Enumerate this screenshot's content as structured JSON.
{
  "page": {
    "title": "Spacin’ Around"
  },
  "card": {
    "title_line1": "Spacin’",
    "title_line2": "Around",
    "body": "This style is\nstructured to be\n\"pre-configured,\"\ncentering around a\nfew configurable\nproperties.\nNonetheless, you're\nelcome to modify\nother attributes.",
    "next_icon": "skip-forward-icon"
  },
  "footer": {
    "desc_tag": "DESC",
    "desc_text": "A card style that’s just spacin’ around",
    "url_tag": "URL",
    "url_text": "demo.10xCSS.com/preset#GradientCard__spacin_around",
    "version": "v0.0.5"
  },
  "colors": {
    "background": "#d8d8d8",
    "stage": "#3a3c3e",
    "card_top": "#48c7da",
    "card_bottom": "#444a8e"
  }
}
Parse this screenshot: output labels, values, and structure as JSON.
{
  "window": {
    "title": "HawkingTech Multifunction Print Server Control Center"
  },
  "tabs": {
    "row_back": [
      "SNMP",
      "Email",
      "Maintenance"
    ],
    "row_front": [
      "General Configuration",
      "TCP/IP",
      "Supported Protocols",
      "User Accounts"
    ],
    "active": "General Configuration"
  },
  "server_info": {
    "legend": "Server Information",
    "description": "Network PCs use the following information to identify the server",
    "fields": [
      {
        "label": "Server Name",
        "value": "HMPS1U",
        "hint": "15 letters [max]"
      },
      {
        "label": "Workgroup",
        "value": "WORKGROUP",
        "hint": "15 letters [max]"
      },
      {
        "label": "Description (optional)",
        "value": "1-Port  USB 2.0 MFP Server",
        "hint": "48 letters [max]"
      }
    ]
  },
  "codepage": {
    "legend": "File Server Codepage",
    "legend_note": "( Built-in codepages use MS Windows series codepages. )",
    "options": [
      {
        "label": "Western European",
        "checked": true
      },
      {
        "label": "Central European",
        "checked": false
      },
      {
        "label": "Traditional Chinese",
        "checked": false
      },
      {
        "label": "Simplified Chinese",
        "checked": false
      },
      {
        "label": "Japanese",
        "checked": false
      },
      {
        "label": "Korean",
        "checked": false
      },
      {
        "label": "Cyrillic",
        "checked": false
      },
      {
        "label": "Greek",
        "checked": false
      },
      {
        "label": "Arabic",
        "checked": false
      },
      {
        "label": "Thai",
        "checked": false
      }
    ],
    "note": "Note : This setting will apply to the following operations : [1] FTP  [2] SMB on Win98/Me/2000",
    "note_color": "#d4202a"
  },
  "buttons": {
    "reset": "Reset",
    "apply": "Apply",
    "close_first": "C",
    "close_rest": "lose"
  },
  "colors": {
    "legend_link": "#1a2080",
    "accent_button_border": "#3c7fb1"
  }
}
+--
■ **GIVEN EXERCISE**: Your task is to print the whole listing again exactly.

■ **EXPECTED ANSWER**:
Enumerate this screenshot's content as structured JSON.
{
  "page": {
    "title": "Spacin’ Around"
  },
  "card": {
    "title_line1": "Spacin’",
    "title_line2": "Around",
    "body": "This style is\nstructured to be\n\"pre-configured,\"\ncentering around a\nfew configurable\nproperties.\nNonetheless, you're\nelcome to modify\nother attributes.",
    "next_icon": "skip-forward-icon"
  },
  "footer": {
    "desc_tag": "DESC",
    "desc_text": "A card style that’s just spacin’ around",
    "url_tag": "URL",
    "url_text": "demo.10xCSS.com/preset#GradientCard__spacin_around",
    "version": "v0.0.5"
  },
  "colors": {
    "background": "#d8d8d8",
    "stage": "#3a3c3e",
    "card_top": "#48c7da",
    "card_bottom": "#444a8e"
  }
}
Parse this screenshot: output labels, values, and structure as JSON.
{
  "window": {
    "title": "HawkingTech Multifunction Print Server Control Center"
  },
  "tabs": {
    "row_back": [
      "SNMP",
      "Email",
      "Maintenance"
    ],
    "row_front": [
      "General Configuration",
      "TCP/IP",
      "Supported Protocols",
      "User Accounts"
    ],
    "active": "General Configuration"
  },
  "server_info": {
    "legend": "Server Information",
    "description": "Network PCs use the following information to identify the server",
    "fields": [
      {
        "label": "Server Name",
        "value": "HMPS1U",
        "hint": "15 letters [max]"
      },
      {
        "label": "Workgroup",
        "value": "WORKGROUP",
        "hint": "15 letters [max]"
      },
      {
        "label": "Description (optional)",
        "value": "1-Port  USB 2.0 MFP Server",
        "hint": "48 letters [max]"
      }
    ]
  },
  "codepage": {
    "legend": "File Server Codepage",
    "legend_note": "( Built-in codepages use MS Windows series codepages. )",
    "options": [
      {
        "label": "Western European",
        "checked": true
      },
      {
        "label": "Central European",
        "checked": false
      },
      {
        "label": "Traditional Chinese",
        "checked": false
      },
      {
        "label": "Simplified Chinese",
        "checked": false
      },
      {
        "label": "Japanese",
        "checked": false
      },
      {
        "label": "Korean",
        "checked": false
      },
      {
        "label": "Cyrillic",
        "checked": false
      },
      {
        "label": "Greek",
        "checked": false
      },
      {
        "label": "Arabic",
        "checked": false
      },
      {
        "label": "Thai",
        "checked": false
      }
    ],
    "note": "Note : This setting will apply to the following operations : [1] FTP  [2] SMB on Win98/Me/2000",
    "note_color": "#d4202a"
  },
  "buttons": {
    "reset": "Reset",
    "apply": "Apply",
    "close_first": "C",
    "close_rest": "lose"
  },
  "colors": {
    "legend_link": "#1a2080",
    "accent_button_border": "#3c7fb1"
  }
}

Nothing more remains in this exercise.